> INSTRUCTIONS TO FOLLOW
Reproduce all entries word for word.

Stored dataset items
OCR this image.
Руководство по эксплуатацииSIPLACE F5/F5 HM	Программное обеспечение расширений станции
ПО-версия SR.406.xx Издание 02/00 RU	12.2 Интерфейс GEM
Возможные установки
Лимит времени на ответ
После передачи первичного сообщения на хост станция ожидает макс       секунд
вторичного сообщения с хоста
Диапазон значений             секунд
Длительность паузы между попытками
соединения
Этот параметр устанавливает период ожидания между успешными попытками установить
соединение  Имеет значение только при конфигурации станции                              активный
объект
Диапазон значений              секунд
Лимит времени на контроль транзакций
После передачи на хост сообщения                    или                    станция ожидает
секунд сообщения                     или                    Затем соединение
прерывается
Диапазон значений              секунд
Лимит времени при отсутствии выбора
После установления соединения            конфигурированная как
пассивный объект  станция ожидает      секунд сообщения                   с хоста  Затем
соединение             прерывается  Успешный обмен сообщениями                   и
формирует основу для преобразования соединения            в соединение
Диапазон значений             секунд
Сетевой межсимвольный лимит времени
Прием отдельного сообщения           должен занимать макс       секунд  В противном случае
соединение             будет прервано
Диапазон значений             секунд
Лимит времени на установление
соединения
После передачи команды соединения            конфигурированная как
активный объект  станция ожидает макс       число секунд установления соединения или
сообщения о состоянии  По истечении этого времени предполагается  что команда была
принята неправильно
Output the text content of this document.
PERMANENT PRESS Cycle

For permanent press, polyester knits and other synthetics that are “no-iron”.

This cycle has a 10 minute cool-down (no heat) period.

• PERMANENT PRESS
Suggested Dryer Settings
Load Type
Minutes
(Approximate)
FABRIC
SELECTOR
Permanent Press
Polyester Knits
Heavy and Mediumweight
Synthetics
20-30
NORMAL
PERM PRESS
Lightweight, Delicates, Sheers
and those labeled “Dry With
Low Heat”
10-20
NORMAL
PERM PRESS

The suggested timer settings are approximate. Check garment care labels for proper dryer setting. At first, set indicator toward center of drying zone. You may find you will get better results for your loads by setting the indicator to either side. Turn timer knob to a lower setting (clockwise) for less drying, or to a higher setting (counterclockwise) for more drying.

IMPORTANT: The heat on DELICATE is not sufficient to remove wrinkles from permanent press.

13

> SOLUTION
OCR this image.
Руководство по эксплуатацииSIPLACE F5/F5 HM	Программное обеспечение расширений станции
ПО-версия SR.406.xx Издание 02/00 RU	12.2 Интерфейс GEM
Возможные установки
Лимит времени на ответ
После передачи первичного сообщения на хост станция ожидает макс       секунд
вторичного сообщения с хоста
Диапазон значений             секунд
Длительность паузы между попытками
соединения
Этот параметр устанавливает период ожидания между успешными попытками установить
соединение  Имеет значение только при конфигурации станции                              активный
объект
Диапазон значений              секунд
Лимит времени на контроль транзакций
После передачи на хост сообщения                    или                    станция ожидает
секунд сообщения                     или                    Затем соединение
прерывается
Диапазон значений              секунд
Лимит времени при отсутствии выбора
После установления соединения            конфигурированная как
пассивный объект  станция ожидает      секунд сообщения                   с хоста  Затем
соединение             прерывается  Успешный обмен сообщениями                   и
формирует основу для преобразования соединения            в соединение
Диапазон значений             секунд
Сетевой межсимвольный лимит времени
Прием отдельного сообщения           должен занимать макс       секунд  В противном случае
соединение             будет прервано
Диапазон значений             секунд
Лимит времени на установление
соединения
После передачи команды соединения            конфигурированная как
активный объект  станция ожидает макс       число секунд установления соединения или
сообщения о состоянии  По истечении этого времени предполагается  что команда была
принята неправильно
Output the text content of this document.
PERMANENT PRESS Cycle

For permanent press, polyester knits and other synthetics that are “no-iron”.

This cycle has a 10 minute cool-down (no heat) period.

• PERMANENT PRESS
Suggested Dryer Settings
Load Type
Minutes
(Approximate)
FABRIC
SELECTOR
Permanent Press
Polyester Knits
Heavy and Mediumweight
Synthetics
20-30
NORMAL
PERM PRESS
Lightweight, Delicates, Sheers
and those labeled “Dry With
Low Heat”
10-20
NORMAL
PERM PRESS

The suggested timer settings are approximate. Check garment care labels for proper dryer setting. At first, set indicator toward center of drying zone. You may find you will get better results for your loads by setting the indicator to either side. Turn timer knob to a lower setting (clockwise) for less drying, or to a higher setting (counterclockwise) for more drying.

IMPORTANT: The heat on DELICATE is not sufficient to remove wrinkles from permanent press.

13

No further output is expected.